**Data records:**

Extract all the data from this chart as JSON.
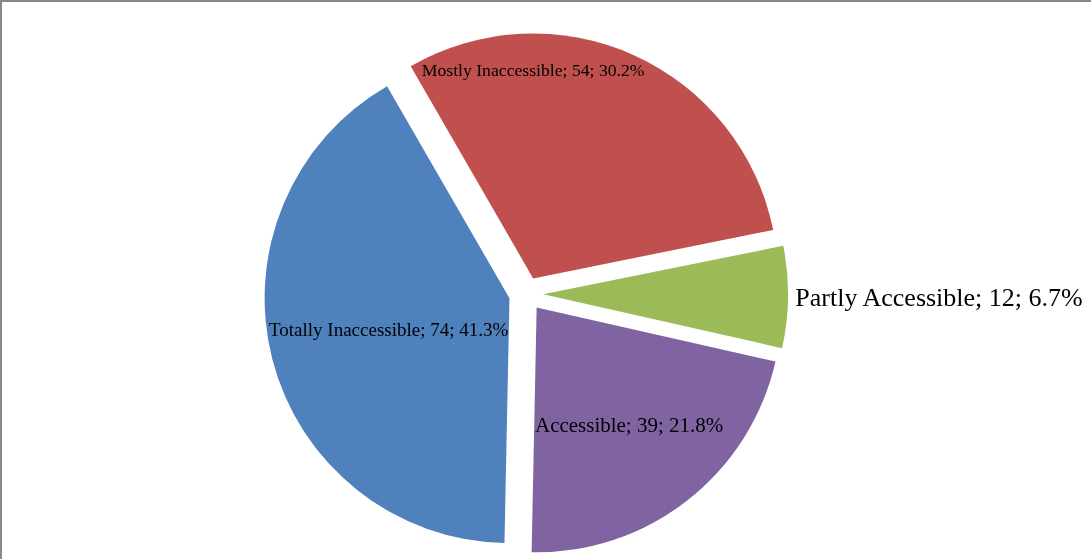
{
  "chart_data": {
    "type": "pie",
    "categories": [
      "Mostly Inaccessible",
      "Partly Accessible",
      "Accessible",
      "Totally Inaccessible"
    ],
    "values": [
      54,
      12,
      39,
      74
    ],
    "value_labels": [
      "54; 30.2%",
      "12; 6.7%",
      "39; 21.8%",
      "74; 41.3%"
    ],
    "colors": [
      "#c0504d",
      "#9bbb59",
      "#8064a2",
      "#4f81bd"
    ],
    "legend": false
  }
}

**Exercise requirements:** Count every line of the records that holds "Inaccessible". State the number, nothing else.

**The reply:** 2